GIVEN ENTRIES start

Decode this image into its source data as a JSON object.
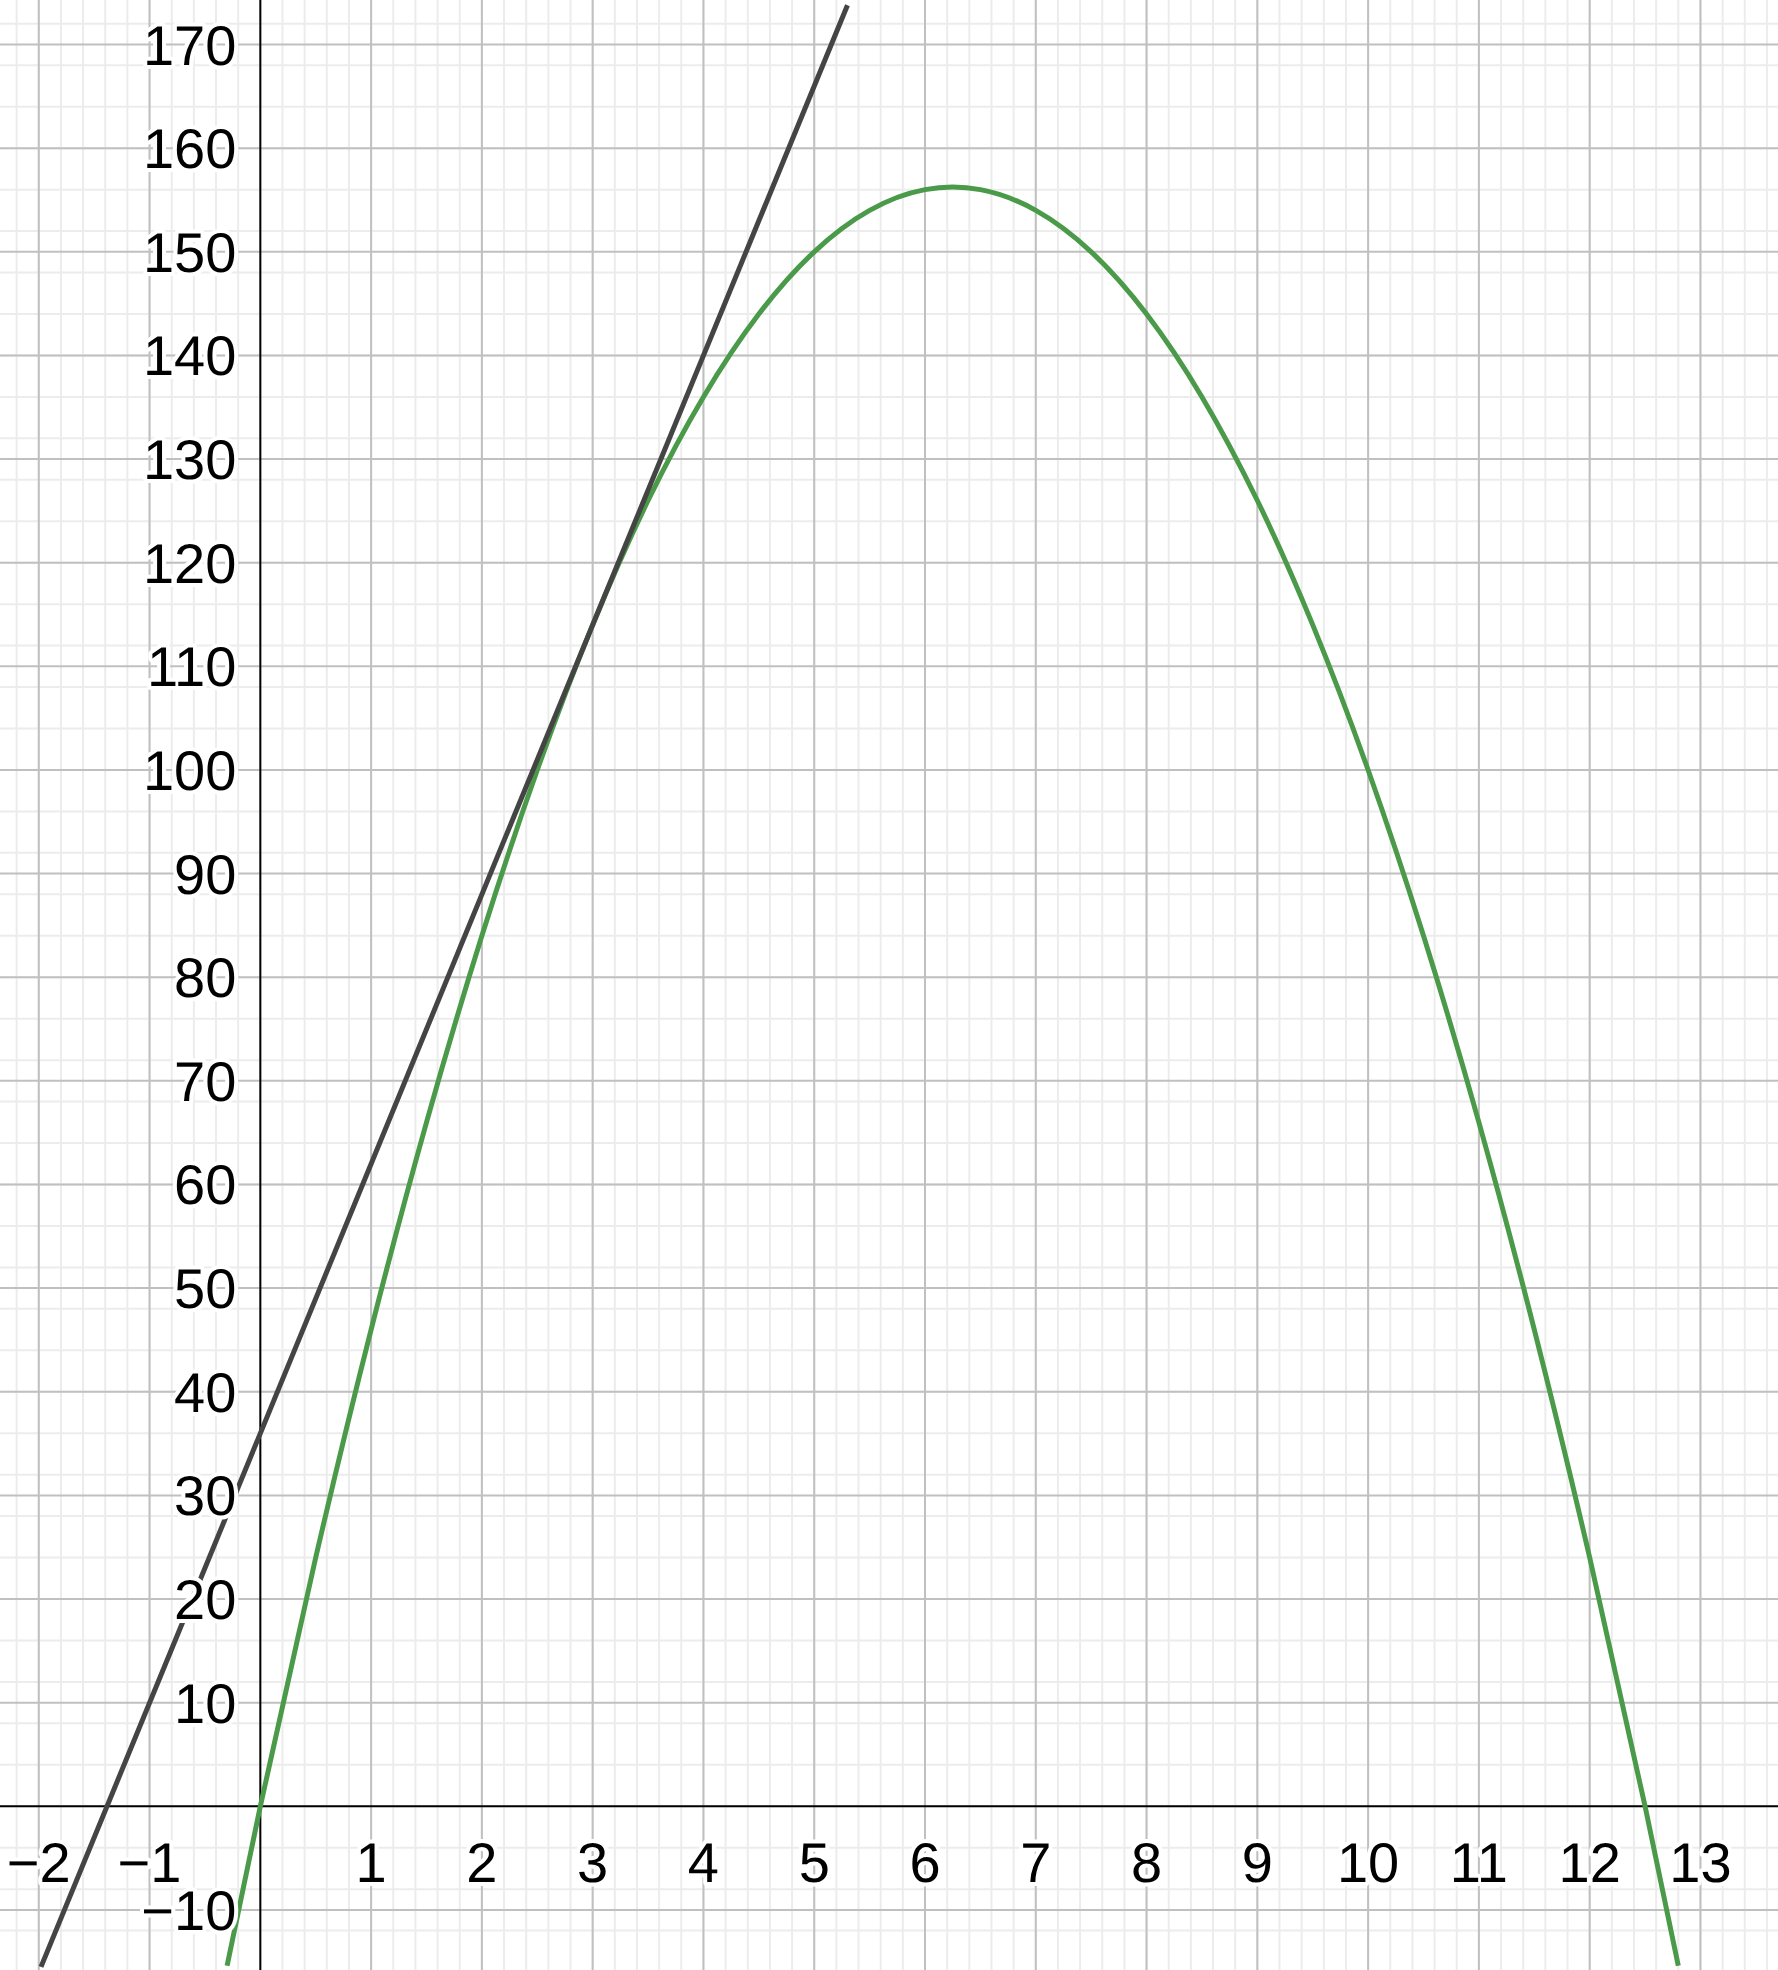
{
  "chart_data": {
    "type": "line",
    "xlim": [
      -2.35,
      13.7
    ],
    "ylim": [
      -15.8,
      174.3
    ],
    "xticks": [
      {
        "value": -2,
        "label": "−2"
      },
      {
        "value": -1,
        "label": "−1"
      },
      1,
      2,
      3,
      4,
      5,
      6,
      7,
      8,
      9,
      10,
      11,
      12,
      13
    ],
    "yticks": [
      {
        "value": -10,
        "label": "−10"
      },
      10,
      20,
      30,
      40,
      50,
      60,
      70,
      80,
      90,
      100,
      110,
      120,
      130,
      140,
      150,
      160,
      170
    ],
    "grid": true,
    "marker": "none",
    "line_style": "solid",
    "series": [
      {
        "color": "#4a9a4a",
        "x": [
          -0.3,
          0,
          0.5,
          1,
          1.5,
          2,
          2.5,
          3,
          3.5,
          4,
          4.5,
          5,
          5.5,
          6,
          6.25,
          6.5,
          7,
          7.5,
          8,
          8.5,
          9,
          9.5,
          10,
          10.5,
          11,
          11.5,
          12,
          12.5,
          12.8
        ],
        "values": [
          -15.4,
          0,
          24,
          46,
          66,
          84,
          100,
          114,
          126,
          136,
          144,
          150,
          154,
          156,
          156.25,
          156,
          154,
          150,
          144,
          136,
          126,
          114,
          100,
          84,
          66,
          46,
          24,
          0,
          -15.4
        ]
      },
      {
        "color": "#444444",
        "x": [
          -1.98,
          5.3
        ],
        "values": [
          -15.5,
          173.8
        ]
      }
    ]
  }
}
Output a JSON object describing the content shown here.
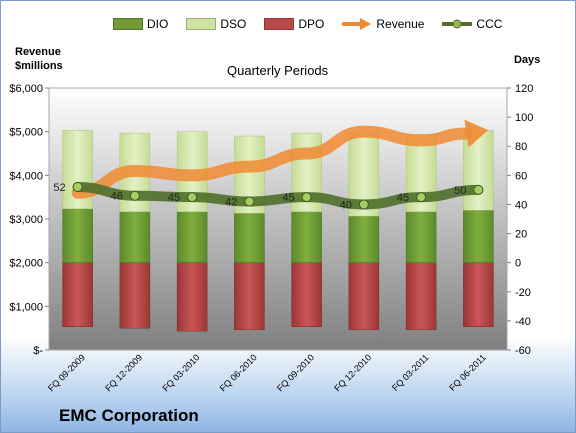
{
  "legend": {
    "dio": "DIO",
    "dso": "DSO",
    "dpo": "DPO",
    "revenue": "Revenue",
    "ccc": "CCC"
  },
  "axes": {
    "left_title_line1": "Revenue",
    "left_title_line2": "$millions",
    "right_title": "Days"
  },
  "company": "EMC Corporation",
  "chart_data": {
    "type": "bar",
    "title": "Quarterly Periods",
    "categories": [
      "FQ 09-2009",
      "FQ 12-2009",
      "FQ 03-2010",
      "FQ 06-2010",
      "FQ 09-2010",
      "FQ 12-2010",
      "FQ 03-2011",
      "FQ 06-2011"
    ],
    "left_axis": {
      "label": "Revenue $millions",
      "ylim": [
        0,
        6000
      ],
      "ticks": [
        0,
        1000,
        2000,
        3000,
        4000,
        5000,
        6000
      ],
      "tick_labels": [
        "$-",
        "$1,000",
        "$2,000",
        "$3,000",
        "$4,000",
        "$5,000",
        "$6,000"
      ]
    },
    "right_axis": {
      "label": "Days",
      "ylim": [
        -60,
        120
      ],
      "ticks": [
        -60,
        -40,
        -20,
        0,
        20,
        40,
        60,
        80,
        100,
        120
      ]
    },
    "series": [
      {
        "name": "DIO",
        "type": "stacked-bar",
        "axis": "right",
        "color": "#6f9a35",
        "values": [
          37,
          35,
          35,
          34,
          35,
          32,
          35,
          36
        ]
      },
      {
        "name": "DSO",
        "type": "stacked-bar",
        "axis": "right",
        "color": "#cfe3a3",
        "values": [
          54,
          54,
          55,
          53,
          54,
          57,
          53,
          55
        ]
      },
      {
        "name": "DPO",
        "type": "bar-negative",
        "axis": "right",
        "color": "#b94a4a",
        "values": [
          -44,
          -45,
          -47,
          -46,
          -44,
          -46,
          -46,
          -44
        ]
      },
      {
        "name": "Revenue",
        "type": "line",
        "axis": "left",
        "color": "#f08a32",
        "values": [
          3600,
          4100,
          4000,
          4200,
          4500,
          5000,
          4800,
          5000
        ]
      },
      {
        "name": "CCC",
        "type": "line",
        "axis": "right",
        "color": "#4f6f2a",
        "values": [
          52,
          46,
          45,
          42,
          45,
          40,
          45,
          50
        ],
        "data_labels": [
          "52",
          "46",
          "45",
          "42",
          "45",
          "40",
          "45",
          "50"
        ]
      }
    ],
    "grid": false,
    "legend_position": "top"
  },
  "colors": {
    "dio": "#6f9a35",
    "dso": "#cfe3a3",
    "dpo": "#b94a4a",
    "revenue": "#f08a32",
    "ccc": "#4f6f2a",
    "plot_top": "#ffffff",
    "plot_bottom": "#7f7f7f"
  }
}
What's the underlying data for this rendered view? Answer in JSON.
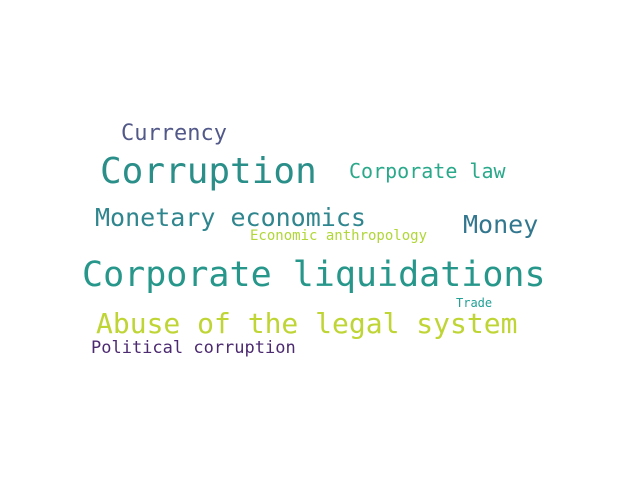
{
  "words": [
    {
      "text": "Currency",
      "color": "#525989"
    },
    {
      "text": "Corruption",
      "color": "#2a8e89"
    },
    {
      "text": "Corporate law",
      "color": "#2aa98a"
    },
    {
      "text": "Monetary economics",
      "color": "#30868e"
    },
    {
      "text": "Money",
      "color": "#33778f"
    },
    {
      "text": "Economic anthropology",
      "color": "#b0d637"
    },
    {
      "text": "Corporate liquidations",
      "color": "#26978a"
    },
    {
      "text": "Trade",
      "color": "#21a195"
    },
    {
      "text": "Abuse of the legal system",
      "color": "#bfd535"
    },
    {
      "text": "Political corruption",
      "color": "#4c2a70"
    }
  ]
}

GIVEN ENTRIES end

**EXERCISE GOAL:** Retype each line of the listing above word for word. Exclude the pictures.

**EXPECTED ANSWER:**
Decode this image into its source data as a JSON object.
{
  "chart_data": {
    "type": "line",
    "xlim": [
      -2.35,
      13.7
    ],
    "ylim": [
      -15.8,
      174.3
    ],
    "xticks": [
      {
        "value": -2,
        "label": "−2"
      },
      {
        "value": -1,
        "label": "−1"
      },
      1,
      2,
      3,
      4,
      5,
      6,
      7,
      8,
      9,
      10,
      11,
      12,
      13
    ],
    "yticks": [
      {
        "value": -10,
        "label": "−10"
      },
      10,
      20,
      30,
      40,
      50,
      60,
      70,
      80,
      90,
      100,
      110,
      120,
      130,
      140,
      150,
      160,
      170
    ],
    "grid": true,
    "marker": "none",
    "line_style": "solid",
    "series": [
      {
        "color": "#4a9a4a",
        "x": [
          -0.3,
          0,
          0.5,
          1,
          1.5,
          2,
          2.5,
          3,
          3.5,
          4,
          4.5,
          5,
          5.5,
          6,
          6.25,
          6.5,
          7,
          7.5,
          8,
          8.5,
          9,
          9.5,
          10,
          10.5,
          11,
          11.5,
          12,
          12.5,
          12.8
        ],
        "values": [
          -15.4,
          0,
          24,
          46,
          66,
          84,
          100,
          114,
          126,
          136,
          144,
          150,
          154,
          156,
          156.25,
          156,
          154,
          150,
          144,
          136,
          126,
          114,
          100,
          84,
          66,
          46,
          24,
          0,
          -15.4
        ]
      },
      {
        "color": "#444444",
        "x": [
          -1.98,
          5.3
        ],
        "values": [
          -15.5,
          173.8
        ]
      }
    ]
  }
}
Output a JSON object describing the content shown here.
{
  "legend": {
    "dio": "DIO",
    "dso": "DSO",
    "dpo": "DPO",
    "revenue": "Revenue",
    "ccc": "CCC"
  },
  "axes": {
    "left_title_line1": "Revenue",
    "left_title_line2": "$millions",
    "right_title": "Days"
  },
  "company": "EMC Corporation",
  "chart_data": {
    "type": "bar",
    "title": "Quarterly Periods",
    "categories": [
      "FQ 09-2009",
      "FQ 12-2009",
      "FQ 03-2010",
      "FQ 06-2010",
      "FQ 09-2010",
      "FQ 12-2010",
      "FQ 03-2011",
      "FQ 06-2011"
    ],
    "left_axis": {
      "label": "Revenue $millions",
      "ylim": [
        0,
        6000
      ],
      "ticks": [
        0,
        1000,
        2000,
        3000,
        4000,
        5000,
        6000
      ],
      "tick_labels": [
        "$-",
        "$1,000",
        "$2,000",
        "$3,000",
        "$4,000",
        "$5,000",
        "$6,000"
      ]
    },
    "right_axis": {
      "label": "Days",
      "ylim": [
        -60,
        120
      ],
      "ticks": [
        -60,
        -40,
        -20,
        0,
        20,
        40,
        60,
        80,
        100,
        120
      ]
    },
    "series": [
      {
        "name": "DIO",
        "type": "stacked-bar",
        "axis": "right",
        "color": "#6f9a35",
        "values": [
          37,
          35,
          35,
          34,
          35,
          32,
          35,
          36
        ]
      },
      {
        "name": "DSO",
        "type": "stacked-bar",
        "axis": "right",
        "color": "#cfe3a3",
        "values": [
          54,
          54,
          55,
          53,
          54,
          57,
          53,
          55
        ]
      },
      {
        "name": "DPO",
        "type": "bar-negative",
        "axis": "right",
        "color": "#b94a4a",
        "values": [
          -44,
          -45,
          -47,
          -46,
          -44,
          -46,
          -46,
          -44
        ]
      },
      {
        "name": "Revenue",
        "type": "line",
        "axis": "left",
        "color": "#f08a32",
        "values": [
          3600,
          4100,
          4000,
          4200,
          4500,
          5000,
          4800,
          5000
        ]
      },
      {
        "name": "CCC",
        "type": "line",
        "axis": "right",
        "color": "#4f6f2a",
        "values": [
          52,
          46,
          45,
          42,
          45,
          40,
          45,
          50
        ],
        "data_labels": [
          "52",
          "46",
          "45",
          "42",
          "45",
          "40",
          "45",
          "50"
        ]
      }
    ],
    "grid": false,
    "legend_position": "top"
  },
  "colors": {
    "dio": "#6f9a35",
    "dso": "#cfe3a3",
    "dpo": "#b94a4a",
    "revenue": "#f08a32",
    "ccc": "#4f6f2a",
    "plot_top": "#ffffff",
    "plot_bottom": "#7f7f7f"
  }
}
What's the underlying data for this rendered view? Answer in JSON.
{
  "words": [
    {
      "text": "Currency",
      "color": "#525989"
    },
    {
      "text": "Corruption",
      "color": "#2a8e89"
    },
    {
      "text": "Corporate law",
      "color": "#2aa98a"
    },
    {
      "text": "Monetary economics",
      "color": "#30868e"
    },
    {
      "text": "Money",
      "color": "#33778f"
    },
    {
      "text": "Economic anthropology",
      "color": "#b0d637"
    },
    {
      "text": "Corporate liquidations",
      "color": "#26978a"
    },
    {
      "text": "Trade",
      "color": "#21a195"
    },
    {
      "text": "Abuse of the legal system",
      "color": "#bfd535"
    },
    {
      "text": "Political corruption",
      "color": "#4c2a70"
    }
  ]
}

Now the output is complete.